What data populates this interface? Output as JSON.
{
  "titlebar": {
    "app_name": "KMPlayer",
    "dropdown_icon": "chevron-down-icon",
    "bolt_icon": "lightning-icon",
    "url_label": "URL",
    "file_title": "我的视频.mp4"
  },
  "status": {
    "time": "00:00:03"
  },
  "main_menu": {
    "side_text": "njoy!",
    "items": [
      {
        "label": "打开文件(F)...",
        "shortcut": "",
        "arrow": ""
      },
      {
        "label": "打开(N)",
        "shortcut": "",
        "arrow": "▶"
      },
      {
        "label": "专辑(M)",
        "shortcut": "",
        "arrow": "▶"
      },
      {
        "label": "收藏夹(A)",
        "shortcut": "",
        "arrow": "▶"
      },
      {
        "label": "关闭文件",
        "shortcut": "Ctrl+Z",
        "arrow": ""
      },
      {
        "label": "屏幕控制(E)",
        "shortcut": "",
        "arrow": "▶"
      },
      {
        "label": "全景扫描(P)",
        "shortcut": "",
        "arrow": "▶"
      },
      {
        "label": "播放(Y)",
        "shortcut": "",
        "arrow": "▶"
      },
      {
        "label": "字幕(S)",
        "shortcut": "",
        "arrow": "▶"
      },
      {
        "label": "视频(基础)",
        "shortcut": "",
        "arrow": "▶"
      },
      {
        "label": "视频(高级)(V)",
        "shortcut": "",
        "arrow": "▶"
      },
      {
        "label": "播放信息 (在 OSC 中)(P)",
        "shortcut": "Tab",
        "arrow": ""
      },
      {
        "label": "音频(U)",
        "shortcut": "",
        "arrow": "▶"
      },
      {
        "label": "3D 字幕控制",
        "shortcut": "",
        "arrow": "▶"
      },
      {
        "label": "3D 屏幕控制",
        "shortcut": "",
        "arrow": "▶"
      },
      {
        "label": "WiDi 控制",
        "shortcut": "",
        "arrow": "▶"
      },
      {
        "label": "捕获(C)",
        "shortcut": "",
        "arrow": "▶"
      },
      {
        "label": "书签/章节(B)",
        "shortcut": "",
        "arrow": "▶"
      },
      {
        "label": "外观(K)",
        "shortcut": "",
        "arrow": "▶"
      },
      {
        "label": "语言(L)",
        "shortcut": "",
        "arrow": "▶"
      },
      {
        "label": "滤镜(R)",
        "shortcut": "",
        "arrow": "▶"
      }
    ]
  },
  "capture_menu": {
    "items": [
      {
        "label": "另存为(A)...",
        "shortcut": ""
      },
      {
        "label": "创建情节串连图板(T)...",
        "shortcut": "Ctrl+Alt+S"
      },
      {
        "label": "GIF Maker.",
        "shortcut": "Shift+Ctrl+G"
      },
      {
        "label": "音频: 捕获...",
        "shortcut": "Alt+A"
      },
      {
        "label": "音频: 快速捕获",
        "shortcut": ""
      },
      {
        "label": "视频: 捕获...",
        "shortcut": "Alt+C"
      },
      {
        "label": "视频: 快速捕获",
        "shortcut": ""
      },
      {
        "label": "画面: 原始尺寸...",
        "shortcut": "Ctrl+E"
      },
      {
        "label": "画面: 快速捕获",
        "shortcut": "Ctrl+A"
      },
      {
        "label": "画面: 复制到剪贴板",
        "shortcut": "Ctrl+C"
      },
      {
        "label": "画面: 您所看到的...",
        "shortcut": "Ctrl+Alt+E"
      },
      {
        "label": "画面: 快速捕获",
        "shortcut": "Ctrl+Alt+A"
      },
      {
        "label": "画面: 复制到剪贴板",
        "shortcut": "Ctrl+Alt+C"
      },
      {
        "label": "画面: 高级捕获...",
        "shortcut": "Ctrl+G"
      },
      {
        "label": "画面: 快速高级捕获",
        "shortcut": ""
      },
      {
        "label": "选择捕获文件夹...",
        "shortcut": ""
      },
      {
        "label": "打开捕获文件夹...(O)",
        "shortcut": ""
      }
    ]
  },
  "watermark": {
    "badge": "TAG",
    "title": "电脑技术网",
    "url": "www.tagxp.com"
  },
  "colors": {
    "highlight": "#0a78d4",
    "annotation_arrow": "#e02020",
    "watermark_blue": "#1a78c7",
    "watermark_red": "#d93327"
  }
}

**TASK TO CARRY OUT:** Please output the entire listing exactly as it stands.

**PROBLEM SOLUTION:**
What data populates this interface? Output as JSON.
{
  "titlebar": {
    "app_name": "KMPlayer",
    "dropdown_icon": "chevron-down-icon",
    "bolt_icon": "lightning-icon",
    "url_label": "URL",
    "file_title": "我的视频.mp4"
  },
  "status": {
    "time": "00:00:03"
  },
  "main_menu": {
    "side_text": "njoy!",
    "items": [
      {
        "label": "打开文件(F)...",
        "shortcut": "",
        "arrow": ""
      },
      {
        "label": "打开(N)",
        "shortcut": "",
        "arrow": "▶"
      },
      {
        "label": "专辑(M)",
        "shortcut": "",
        "arrow": "▶"
      },
      {
        "label": "收藏夹(A)",
        "shortcut": "",
        "arrow": "▶"
      },
      {
        "label": "关闭文件",
        "shortcut": "Ctrl+Z",
        "arrow": ""
      },
      {
        "label": "屏幕控制(E)",
        "shortcut": "",
        "arrow": "▶"
      },
      {
        "label": "全景扫描(P)",
        "shortcut": "",
        "arrow": "▶"
      },
      {
        "label": "播放(Y)",
        "shortcut": "",
        "arrow": "▶"
      },
      {
        "label": "字幕(S)",
        "shortcut": "",
        "arrow": "▶"
      },
      {
        "label": "视频(基础)",
        "shortcut": "",
        "arrow": "▶"
      },
      {
        "label": "视频(高级)(V)",
        "shortcut": "",
        "arrow": "▶"
      },
      {
        "label": "播放信息 (在 OSC 中)(P)",
        "shortcut": "Tab",
        "arrow": ""
      },
      {
        "label": "音频(U)",
        "shortcut": "",
        "arrow": "▶"
      },
      {
        "label": "3D 字幕控制",
        "shortcut": "",
        "arrow": "▶"
      },
      {
        "label": "3D 屏幕控制",
        "shortcut": "",
        "arrow": "▶"
      },
      {
        "label": "WiDi 控制",
        "shortcut": "",
        "arrow": "▶"
      },
      {
        "label": "捕获(C)",
        "shortcut": "",
        "arrow": "▶"
      },
      {
        "label": "书签/章节(B)",
        "shortcut": "",
        "arrow": "▶"
      },
      {
        "label": "外观(K)",
        "shortcut": "",
        "arrow": "▶"
      },
      {
        "label": "语言(L)",
        "shortcut": "",
        "arrow": "▶"
      },
      {
        "label": "滤镜(R)",
        "shortcut": "",
        "arrow": "▶"
      }
    ]
  },
  "capture_menu": {
    "items": [
      {
        "label": "另存为(A)...",
        "shortcut": ""
      },
      {
        "label": "创建情节串连图板(T)...",
        "shortcut": "Ctrl+Alt+S"
      },
      {
        "label": "GIF Maker.",
        "shortcut": "Shift+Ctrl+G"
      },
      {
        "label": "音频: 捕获...",
        "shortcut": "Alt+A"
      },
      {
        "label": "音频: 快速捕获",
        "shortcut": ""
      },
      {
        "label": "视频: 捕获...",
        "shortcut": "Alt+C"
      },
      {
        "label": "视频: 快速捕获",
        "shortcut": ""
      },
      {
        "label": "画面: 原始尺寸...",
        "shortcut": "Ctrl+E"
      },
      {
        "label": "画面: 快速捕获",
        "shortcut": "Ctrl+A"
      },
      {
        "label": "画面: 复制到剪贴板",
        "shortcut": "Ctrl+C"
      },
      {
        "label": "画面: 您所看到的...",
        "shortcut": "Ctrl+Alt+E"
      },
      {
        "label": "画面: 快速捕获",
        "shortcut": "Ctrl+Alt+A"
      },
      {
        "label": "画面: 复制到剪贴板",
        "shortcut": "Ctrl+Alt+C"
      },
      {
        "label": "画面: 高级捕获...",
        "shortcut": "Ctrl+G"
      },
      {
        "label": "画面: 快速高级捕获",
        "shortcut": ""
      },
      {
        "label": "选择捕获文件夹...",
        "shortcut": ""
      },
      {
        "label": "打开捕获文件夹...(O)",
        "shortcut": ""
      }
    ]
  },
  "watermark": {
    "badge": "TAG",
    "title": "电脑技术网",
    "url": "www.tagxp.com"
  },
  "colors": {
    "highlight": "#0a78d4",
    "annotation_arrow": "#e02020",
    "watermark_blue": "#1a78c7",
    "watermark_red": "#d93327"
  }
}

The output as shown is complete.